> [EXERCISE PROMPT]: Drop the pictures from the entries below, then reproduce the rest exactly.

> [RECORD EXCERPTS]:
┌──
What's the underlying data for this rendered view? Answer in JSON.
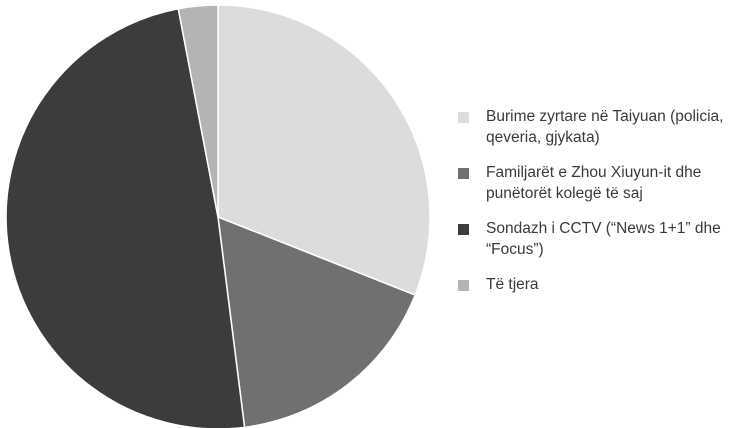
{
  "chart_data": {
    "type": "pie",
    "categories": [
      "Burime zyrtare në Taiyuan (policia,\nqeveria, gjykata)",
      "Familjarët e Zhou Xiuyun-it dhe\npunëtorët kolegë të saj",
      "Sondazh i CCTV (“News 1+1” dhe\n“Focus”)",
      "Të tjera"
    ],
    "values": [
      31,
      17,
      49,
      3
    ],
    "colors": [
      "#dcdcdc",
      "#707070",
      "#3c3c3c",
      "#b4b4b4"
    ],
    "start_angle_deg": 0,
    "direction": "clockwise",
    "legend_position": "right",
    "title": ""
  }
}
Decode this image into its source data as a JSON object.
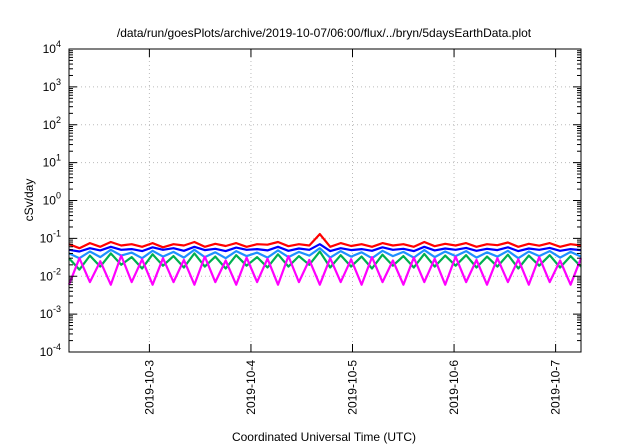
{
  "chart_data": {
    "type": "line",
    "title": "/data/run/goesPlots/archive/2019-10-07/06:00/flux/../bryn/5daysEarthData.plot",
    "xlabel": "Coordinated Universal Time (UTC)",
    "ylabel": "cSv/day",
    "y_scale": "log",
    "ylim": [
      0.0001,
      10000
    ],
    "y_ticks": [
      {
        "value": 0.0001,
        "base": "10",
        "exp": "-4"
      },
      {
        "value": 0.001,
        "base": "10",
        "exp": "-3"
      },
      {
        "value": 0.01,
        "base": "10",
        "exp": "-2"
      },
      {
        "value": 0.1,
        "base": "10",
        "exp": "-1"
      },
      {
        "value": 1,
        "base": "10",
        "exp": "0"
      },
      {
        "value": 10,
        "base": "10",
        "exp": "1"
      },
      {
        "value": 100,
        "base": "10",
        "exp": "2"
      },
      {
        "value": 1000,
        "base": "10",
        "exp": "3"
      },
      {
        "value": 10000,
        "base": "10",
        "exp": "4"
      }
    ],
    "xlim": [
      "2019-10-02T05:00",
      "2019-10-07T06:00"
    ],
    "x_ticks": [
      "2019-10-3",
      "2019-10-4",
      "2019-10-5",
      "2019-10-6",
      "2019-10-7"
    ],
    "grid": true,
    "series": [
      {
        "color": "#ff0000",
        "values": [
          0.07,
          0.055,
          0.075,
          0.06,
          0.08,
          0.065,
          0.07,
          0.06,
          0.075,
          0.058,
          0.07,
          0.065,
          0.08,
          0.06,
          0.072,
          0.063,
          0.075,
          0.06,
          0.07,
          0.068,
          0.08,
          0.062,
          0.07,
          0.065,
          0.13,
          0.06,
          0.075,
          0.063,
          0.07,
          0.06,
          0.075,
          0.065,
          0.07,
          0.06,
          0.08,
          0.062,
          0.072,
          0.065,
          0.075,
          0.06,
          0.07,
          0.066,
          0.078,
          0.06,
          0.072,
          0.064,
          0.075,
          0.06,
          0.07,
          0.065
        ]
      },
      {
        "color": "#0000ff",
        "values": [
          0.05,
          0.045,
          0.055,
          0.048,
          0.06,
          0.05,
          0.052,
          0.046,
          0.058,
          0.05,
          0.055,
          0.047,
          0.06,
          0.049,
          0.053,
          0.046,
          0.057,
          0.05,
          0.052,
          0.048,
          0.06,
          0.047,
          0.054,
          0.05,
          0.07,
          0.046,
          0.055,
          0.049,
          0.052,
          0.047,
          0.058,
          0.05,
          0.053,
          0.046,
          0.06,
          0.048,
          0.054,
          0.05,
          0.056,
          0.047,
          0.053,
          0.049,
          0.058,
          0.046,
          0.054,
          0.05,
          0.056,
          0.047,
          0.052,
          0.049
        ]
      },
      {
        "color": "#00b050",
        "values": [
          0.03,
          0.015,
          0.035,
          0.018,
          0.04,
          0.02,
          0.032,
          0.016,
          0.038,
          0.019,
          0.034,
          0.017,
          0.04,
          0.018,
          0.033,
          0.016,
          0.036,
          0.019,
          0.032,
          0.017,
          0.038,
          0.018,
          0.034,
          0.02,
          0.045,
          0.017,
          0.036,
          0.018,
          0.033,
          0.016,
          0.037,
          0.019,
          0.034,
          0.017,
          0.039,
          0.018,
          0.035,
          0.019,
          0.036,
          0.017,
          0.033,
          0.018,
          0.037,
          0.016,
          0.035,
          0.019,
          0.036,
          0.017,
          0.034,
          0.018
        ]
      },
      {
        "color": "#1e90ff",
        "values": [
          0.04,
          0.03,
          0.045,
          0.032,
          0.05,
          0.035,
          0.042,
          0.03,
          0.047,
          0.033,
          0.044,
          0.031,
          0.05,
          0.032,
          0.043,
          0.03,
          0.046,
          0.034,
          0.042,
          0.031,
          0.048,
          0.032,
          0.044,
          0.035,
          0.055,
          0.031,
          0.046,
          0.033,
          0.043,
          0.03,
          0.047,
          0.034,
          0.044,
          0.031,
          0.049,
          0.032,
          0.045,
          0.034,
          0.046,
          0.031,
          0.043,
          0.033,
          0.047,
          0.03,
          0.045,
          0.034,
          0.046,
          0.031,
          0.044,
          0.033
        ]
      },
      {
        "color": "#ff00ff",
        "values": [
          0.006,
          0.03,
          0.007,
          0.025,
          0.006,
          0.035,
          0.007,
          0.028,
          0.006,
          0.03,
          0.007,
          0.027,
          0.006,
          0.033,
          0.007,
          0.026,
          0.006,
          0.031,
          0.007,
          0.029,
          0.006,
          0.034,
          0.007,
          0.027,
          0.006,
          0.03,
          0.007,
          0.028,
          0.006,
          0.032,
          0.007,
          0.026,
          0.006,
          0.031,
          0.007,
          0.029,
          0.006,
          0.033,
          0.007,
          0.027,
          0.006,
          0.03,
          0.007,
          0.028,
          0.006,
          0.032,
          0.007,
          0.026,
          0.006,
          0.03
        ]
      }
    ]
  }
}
└──
> [OUTPUT BELOW]:
What's the underlying data for this rendered view? Answer in JSON.
{
  "chart_data": {
    "type": "pie",
    "categories": [
      "Burime zyrtare në Taiyuan (policia,\nqeveria, gjykata)",
      "Familjarët e Zhou Xiuyun-it dhe\npunëtorët kolegë të saj",
      "Sondazh i CCTV (“News 1+1” dhe\n“Focus”)",
      "Të tjera"
    ],
    "values": [
      31,
      17,
      49,
      3
    ],
    "colors": [
      "#dcdcdc",
      "#707070",
      "#3c3c3c",
      "#b4b4b4"
    ],
    "start_angle_deg": 0,
    "direction": "clockwise",
    "legend_position": "right",
    "title": ""
  }
}
Decode this image into its source data as a JSON object.
{
  "chart_data": {
    "type": "line",
    "title": "/data/run/goesPlots/archive/2019-10-07/06:00/flux/../bryn/5daysEarthData.plot",
    "xlabel": "Coordinated Universal Time (UTC)",
    "ylabel": "cSv/day",
    "y_scale": "log",
    "ylim": [
      0.0001,
      10000
    ],
    "y_ticks": [
      {
        "value": 0.0001,
        "base": "10",
        "exp": "-4"
      },
      {
        "value": 0.001,
        "base": "10",
        "exp": "-3"
      },
      {
        "value": 0.01,
        "base": "10",
        "exp": "-2"
      },
      {
        "value": 0.1,
        "base": "10",
        "exp": "-1"
      },
      {
        "value": 1,
        "base": "10",
        "exp": "0"
      },
      {
        "value": 10,
        "base": "10",
        "exp": "1"
      },
      {
        "value": 100,
        "base": "10",
        "exp": "2"
      },
      {
        "value": 1000,
        "base": "10",
        "exp": "3"
      },
      {
        "value": 10000,
        "base": "10",
        "exp": "4"
      }
    ],
    "xlim": [
      "2019-10-02T05:00",
      "2019-10-07T06:00"
    ],
    "x_ticks": [
      "2019-10-3",
      "2019-10-4",
      "2019-10-5",
      "2019-10-6",
      "2019-10-7"
    ],
    "grid": true,
    "series": [
      {
        "color": "#ff0000",
        "values": [
          0.07,
          0.055,
          0.075,
          0.06,
          0.08,
          0.065,
          0.07,
          0.06,
          0.075,
          0.058,
          0.07,
          0.065,
          0.08,
          0.06,
          0.072,
          0.063,
          0.075,
          0.06,
          0.07,
          0.068,
          0.08,
          0.062,
          0.07,
          0.065,
          0.13,
          0.06,
          0.075,
          0.063,
          0.07,
          0.06,
          0.075,
          0.065,
          0.07,
          0.06,
          0.08,
          0.062,
          0.072,
          0.065,
          0.075,
          0.06,
          0.07,
          0.066,
          0.078,
          0.06,
          0.072,
          0.064,
          0.075,
          0.06,
          0.07,
          0.065
        ]
      },
      {
        "color": "#0000ff",
        "values": [
          0.05,
          0.045,
          0.055,
          0.048,
          0.06,
          0.05,
          0.052,
          0.046,
          0.058,
          0.05,
          0.055,
          0.047,
          0.06,
          0.049,
          0.053,
          0.046,
          0.057,
          0.05,
          0.052,
          0.048,
          0.06,
          0.047,
          0.054,
          0.05,
          0.07,
          0.046,
          0.055,
          0.049,
          0.052,
          0.047,
          0.058,
          0.05,
          0.053,
          0.046,
          0.06,
          0.048,
          0.054,
          0.05,
          0.056,
          0.047,
          0.053,
          0.049,
          0.058,
          0.046,
          0.054,
          0.05,
          0.056,
          0.047,
          0.052,
          0.049
        ]
      },
      {
        "color": "#00b050",
        "values": [
          0.03,
          0.015,
          0.035,
          0.018,
          0.04,
          0.02,
          0.032,
          0.016,
          0.038,
          0.019,
          0.034,
          0.017,
          0.04,
          0.018,
          0.033,
          0.016,
          0.036,
          0.019,
          0.032,
          0.017,
          0.038,
          0.018,
          0.034,
          0.02,
          0.045,
          0.017,
          0.036,
          0.018,
          0.033,
          0.016,
          0.037,
          0.019,
          0.034,
          0.017,
          0.039,
          0.018,
          0.035,
          0.019,
          0.036,
          0.017,
          0.033,
          0.018,
          0.037,
          0.016,
          0.035,
          0.019,
          0.036,
          0.017,
          0.034,
          0.018
        ]
      },
      {
        "color": "#1e90ff",
        "values": [
          0.04,
          0.03,
          0.045,
          0.032,
          0.05,
          0.035,
          0.042,
          0.03,
          0.047,
          0.033,
          0.044,
          0.031,
          0.05,
          0.032,
          0.043,
          0.03,
          0.046,
          0.034,
          0.042,
          0.031,
          0.048,
          0.032,
          0.044,
          0.035,
          0.055,
          0.031,
          0.046,
          0.033,
          0.043,
          0.03,
          0.047,
          0.034,
          0.044,
          0.031,
          0.049,
          0.032,
          0.045,
          0.034,
          0.046,
          0.031,
          0.043,
          0.033,
          0.047,
          0.03,
          0.045,
          0.034,
          0.046,
          0.031,
          0.044,
          0.033
        ]
      },
      {
        "color": "#ff00ff",
        "values": [
          0.006,
          0.03,
          0.007,
          0.025,
          0.006,
          0.035,
          0.007,
          0.028,
          0.006,
          0.03,
          0.007,
          0.027,
          0.006,
          0.033,
          0.007,
          0.026,
          0.006,
          0.031,
          0.007,
          0.029,
          0.006,
          0.034,
          0.007,
          0.027,
          0.006,
          0.03,
          0.007,
          0.028,
          0.006,
          0.032,
          0.007,
          0.026,
          0.006,
          0.031,
          0.007,
          0.029,
          0.006,
          0.033,
          0.007,
          0.027,
          0.006,
          0.03,
          0.007,
          0.028,
          0.006,
          0.032,
          0.007,
          0.026,
          0.006,
          0.03
        ]
      }
    ]
  }
}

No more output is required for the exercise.